* START *

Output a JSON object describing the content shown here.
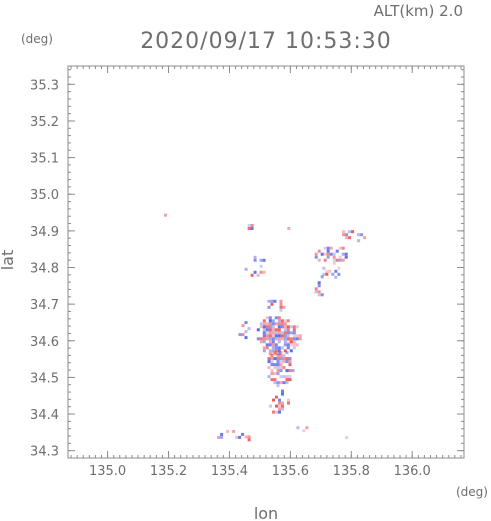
{
  "header": {
    "altitude_label": "ALT(km) 2.0",
    "timestamp": "2020/09/17 10:53:30"
  },
  "chart_data": {
    "type": "heatmap",
    "title": "2020/09/17 10:53:30",
    "subtitle": "ALT(km) 2.0",
    "xlabel": "lon",
    "ylabel": "lat",
    "x_unit": "(deg)",
    "y_unit": "(deg)",
    "xlim": [
      134.87,
      136.17
    ],
    "ylim": [
      34.28,
      35.35
    ],
    "x_ticks": [
      135.0,
      135.2,
      135.4,
      135.6,
      135.8,
      136.0
    ],
    "x_tick_labels": [
      "135.0",
      "135.2",
      "135.4",
      "135.6",
      "135.8",
      "136.0"
    ],
    "y_ticks": [
      34.3,
      34.4,
      34.5,
      34.6,
      34.7,
      34.8,
      34.9,
      35.0,
      35.1,
      35.2,
      35.3
    ],
    "y_tick_labels": [
      "34.3",
      "34.4",
      "34.5",
      "34.6",
      "34.7",
      "34.8",
      "34.9",
      "35.0",
      "35.1",
      "35.2",
      "35.3"
    ],
    "grid": false,
    "colors": {
      "positive": "#e8474f",
      "negative": "#4a5be0",
      "frame": "#8c8c8c",
      "text": "#6e6e6e"
    },
    "echo_regions": [
      {
        "lon": 135.555,
        "lat": 34.62,
        "rlon": 0.075,
        "rlat": 0.055,
        "density": 0.85
      },
      {
        "lon": 135.56,
        "lat": 34.53,
        "rlon": 0.045,
        "rlat": 0.05,
        "density": 0.8
      },
      {
        "lon": 135.555,
        "lat": 34.44,
        "rlon": 0.035,
        "rlat": 0.035,
        "density": 0.65
      },
      {
        "lon": 135.545,
        "lat": 34.7,
        "rlon": 0.03,
        "rlat": 0.02,
        "density": 0.6
      },
      {
        "lon": 135.73,
        "lat": 34.84,
        "rlon": 0.06,
        "rlat": 0.025,
        "density": 0.5
      },
      {
        "lon": 135.73,
        "lat": 34.79,
        "rlon": 0.035,
        "rlat": 0.02,
        "density": 0.6
      },
      {
        "lon": 135.8,
        "lat": 34.89,
        "rlon": 0.04,
        "rlat": 0.02,
        "density": 0.5
      },
      {
        "lon": 135.69,
        "lat": 34.76,
        "rlon": 0.02,
        "rlat": 0.035,
        "density": 0.45
      },
      {
        "lon": 135.46,
        "lat": 34.915,
        "rlon": 0.02,
        "rlat": 0.012,
        "density": 0.55
      },
      {
        "lon": 135.59,
        "lat": 34.915,
        "rlon": 0.01,
        "rlat": 0.012,
        "density": 0.55
      },
      {
        "lon": 135.48,
        "lat": 34.8,
        "rlon": 0.05,
        "rlat": 0.04,
        "density": 0.12
      },
      {
        "lon": 135.39,
        "lat": 34.35,
        "rlon": 0.06,
        "rlat": 0.015,
        "density": 0.4
      },
      {
        "lon": 135.46,
        "lat": 34.34,
        "rlon": 0.02,
        "rlat": 0.01,
        "density": 0.5
      },
      {
        "lon": 135.63,
        "lat": 34.365,
        "rlon": 0.02,
        "rlat": 0.01,
        "density": 0.4
      },
      {
        "lon": 135.78,
        "lat": 34.34,
        "rlon": 0.02,
        "rlat": 0.008,
        "density": 0.55
      },
      {
        "lon": 135.175,
        "lat": 34.945,
        "rlon": 0.01,
        "rlat": 0.01,
        "density": 0.6
      },
      {
        "lon": 135.45,
        "lat": 34.64,
        "rlon": 0.03,
        "rlat": 0.03,
        "density": 0.2
      },
      {
        "lon": 135.895,
        "lat": 34.85,
        "rlon": 0.006,
        "rlat": 0.006,
        "density": 0.5
      }
    ]
  }
}
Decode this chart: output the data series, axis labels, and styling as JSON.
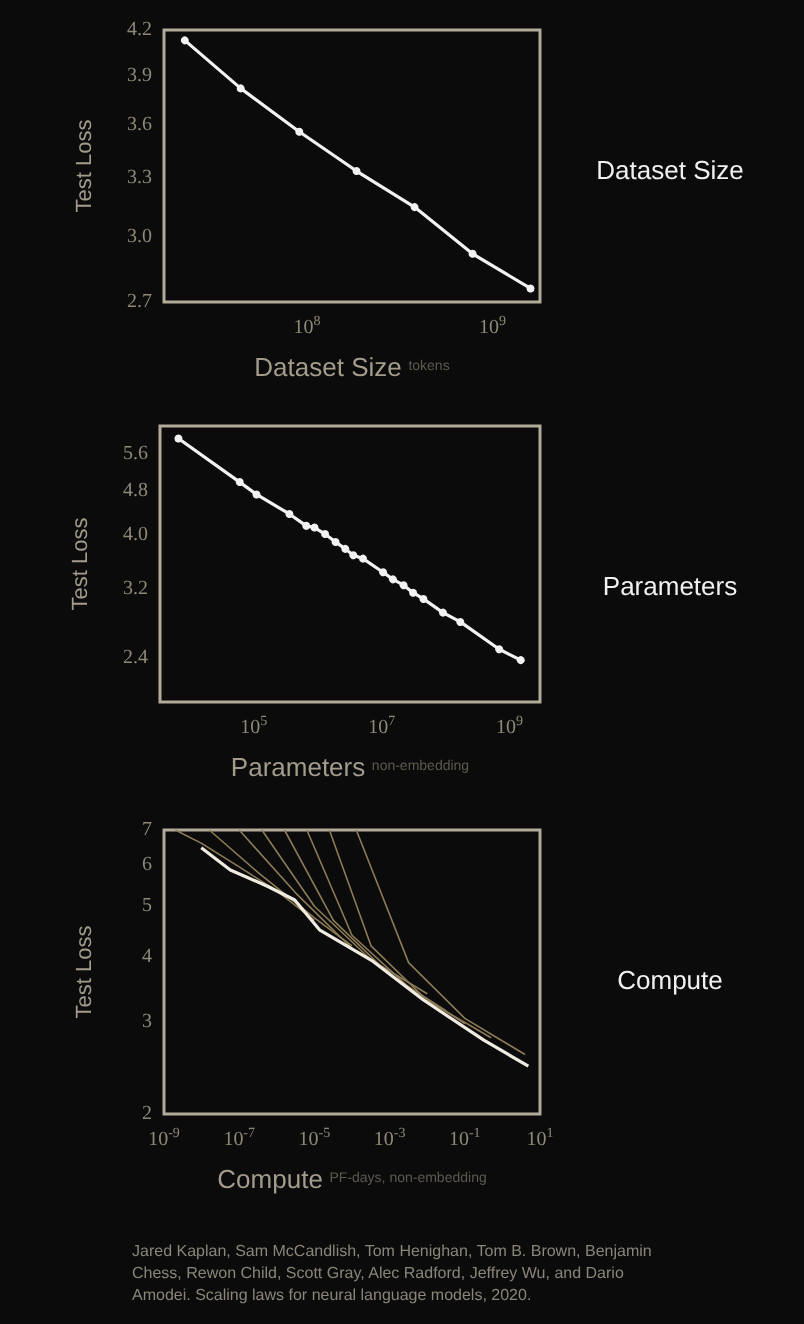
{
  "chart_data": [
    {
      "type": "line",
      "xlabel": "Dataset Size",
      "ylabel": "Test Loss",
      "annotations": [
        "tokens",
        "Dataset Size"
      ],
      "log": "xy",
      "marker": "circle",
      "x": [
        22000000.0,
        44000000.0,
        91000000.0,
        185000000.0,
        380000000.0,
        780000000.0,
        1600000000.0
      ],
      "series": [
        {
          "color": "#f2f2f2",
          "values": [
            4.13,
            3.82,
            3.56,
            3.34,
            3.15,
            2.92,
            2.76
          ]
        }
      ],
      "xlim": [
        17000000.0,
        1800000000.0
      ],
      "ylim": [
        2.7,
        4.2
      ],
      "xticks": [
        {
          "value": 100000000.0,
          "label": "10$^{8}$"
        },
        {
          "value": 1000000000.0,
          "label": "10$^{9}$"
        }
      ],
      "yticks": [
        2.7,
        {
          "value": 3,
          "label": "3.0"
        },
        3.3,
        3.6,
        3.9,
        4.2
      ]
    },
    {
      "type": "line",
      "xlabel": "Parameters",
      "ylabel": "Test Loss",
      "annotations": [
        "non-embedding",
        "Parameters"
      ],
      "log": "xy",
      "marker": "circle",
      "x": [
        6600.0,
        60000.0,
        110000.0,
        360000.0,
        660000.0,
        890000.0,
        1300000.0,
        1900000.0,
        2700000.0,
        3600000.0,
        5100000.0,
        10500000.0,
        15000000.0,
        22000000.0,
        31000000.0,
        45000000.0,
        91000000.0,
        170000000.0,
        690000000.0,
        1500000000.0
      ],
      "series": [
        {
          "color": "#f2f2f2",
          "values": [
            5.98,
            4.99,
            4.74,
            4.37,
            4.16,
            4.13,
            4.02,
            3.89,
            3.78,
            3.68,
            3.63,
            3.43,
            3.33,
            3.25,
            3.15,
            3.07,
            2.9,
            2.79,
            2.49,
            2.38
          ]
        }
      ],
      "xlim": [
        3400.0,
        3000000000.0
      ],
      "ylim": [
        2.0,
        6.3
      ],
      "xticks": [
        {
          "value": 100000.0,
          "label": "10$^{5}$"
        },
        {
          "value": 10000000.0,
          "label": "10$^{7}$"
        },
        {
          "value": 1000000000.0,
          "label": "10$^{9}$"
        }
      ],
      "yticks": [
        2.4,
        3.2,
        {
          "value": 4,
          "label": "4.0"
        },
        4.8,
        5.6
      ]
    },
    {
      "type": "line",
      "xlabel": "Compute",
      "ylabel": "Test Loss",
      "annotations": [
        "PF-days, non-embedding",
        "Compute",
        "Jared Kaplan, Sam McCandlish, Tom Henighan, Tom B. Brown, Benjamin Chess, Rewon Child, Scott Gray, Alec Radford, Jeffrey Wu, and Dario Amodei. Scaling laws for neural language models, 2020."
      ],
      "log": "xy",
      "marker": "none",
      "series": [
        {
          "color": "#8c7b56",
          "x": [
            2e-09,
            1e-08,
            1e-07,
            1e-06,
            1e-05
          ],
          "values": [
            7,
            6.6,
            5.95,
            5.35,
            4.7
          ]
        },
        {
          "color": "#8c7b56",
          "x": [
            1.6e-08,
            3.2e-07,
            1e-05,
            0.0001
          ],
          "values": [
            7,
            5.8,
            4.75,
            4.2
          ]
        },
        {
          "color": "#8c7b56",
          "x": [
            1e-07,
            3.2e-06,
            0.0001,
            0.001
          ],
          "values": [
            7,
            5.3,
            4.15,
            3.75
          ]
        },
        {
          "color": "#8c7b56",
          "x": [
            4e-07,
            1e-05,
            0.00032,
            0.01
          ],
          "values": [
            7,
            5.0,
            3.95,
            3.4
          ]
        },
        {
          "color": "#8c7b56",
          "x": [
            1.6e-06,
            3.2e-05,
            0.001,
            0.032
          ],
          "values": [
            7,
            4.7,
            3.7,
            3.15
          ]
        },
        {
          "color": "#8c7b56",
          "x": [
            6.3e-06,
            0.0001,
            0.0032,
            0.1
          ],
          "values": [
            7,
            4.4,
            3.5,
            2.98
          ]
        },
        {
          "color": "#8c7b56",
          "x": [
            2.5e-05,
            0.00032,
            0.01,
            0.5
          ],
          "values": [
            7,
            4.2,
            3.3,
            2.8
          ]
        },
        {
          "color": "#8c7b56",
          "x": [
            0.00013,
            0.0032,
            0.1,
            4.0
          ],
          "values": [
            7,
            3.9,
            3.05,
            2.6
          ]
        },
        {
          "color": "#f0ebe0",
          "x": [
            9.8e-09,
            5.8e-08,
            6e-07,
            3e-06,
            1.4e-05,
            0.00033,
            0.0078,
            0.32,
            4.9
          ],
          "values": [
            6.47,
            5.87,
            5.45,
            5.14,
            4.5,
            3.94,
            3.31,
            2.77,
            2.47
          ]
        }
      ],
      "xlim": [
        1e-09,
        10
      ],
      "ylim": [
        2,
        7
      ],
      "xticks": [
        {
          "value": 1e-09,
          "label": "10$^{-9}$"
        },
        {
          "value": 1e-07,
          "label": "10$^{-7}$"
        },
        {
          "value": 1e-05,
          "label": "10$^{-5}$"
        },
        {
          "value": 0.001,
          "label": "10$^{-3}$"
        },
        {
          "value": 0.1,
          "label": "10$^{-1}$"
        },
        {
          "value": 10,
          "label": "10$^{1}$"
        }
      ],
      "yticks": [
        2,
        3,
        4,
        5,
        6,
        7
      ]
    }
  ]
}
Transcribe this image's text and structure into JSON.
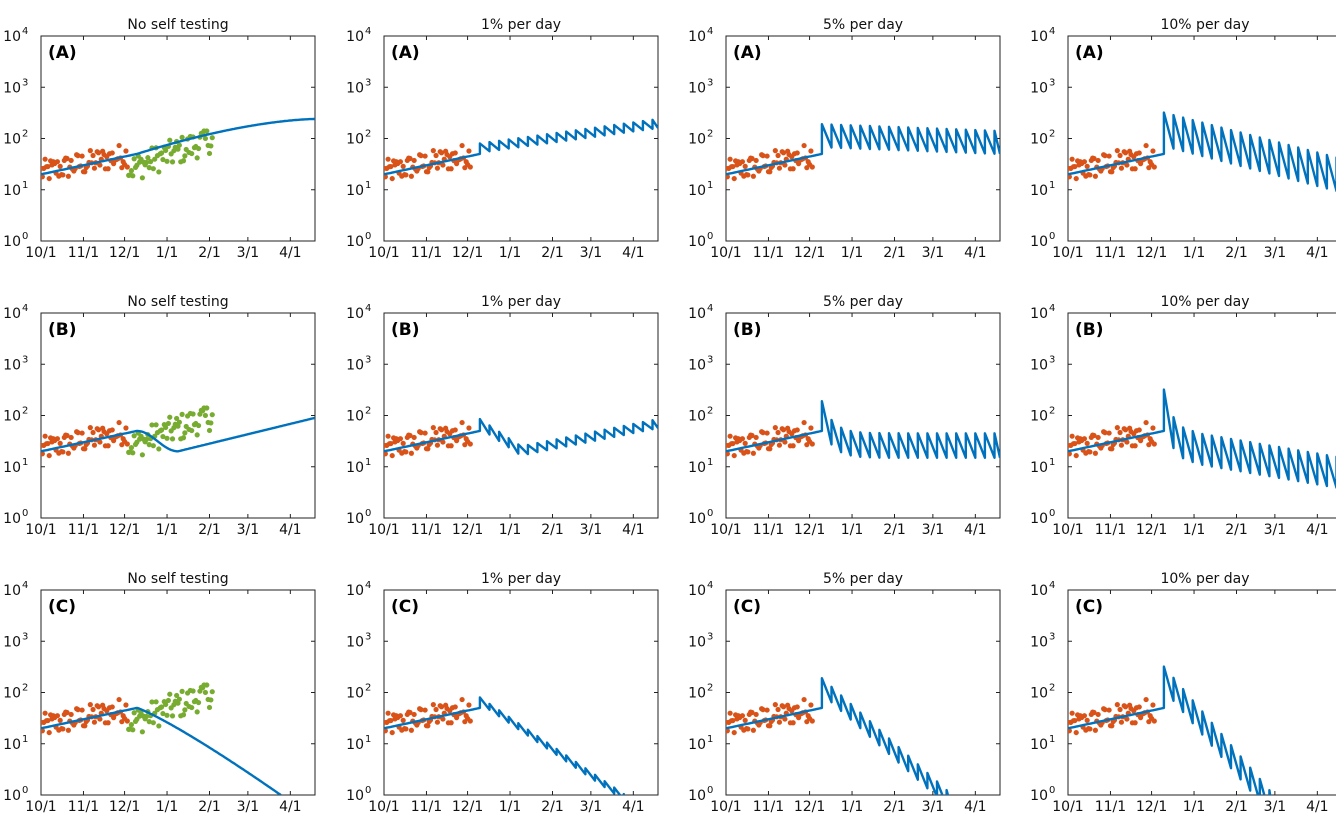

* END *

Your goal
From the entries above, list each line with "text" in it.

Task answer
      "text": "#6e6e6e"
Transcribe this image's text and structure into JSON.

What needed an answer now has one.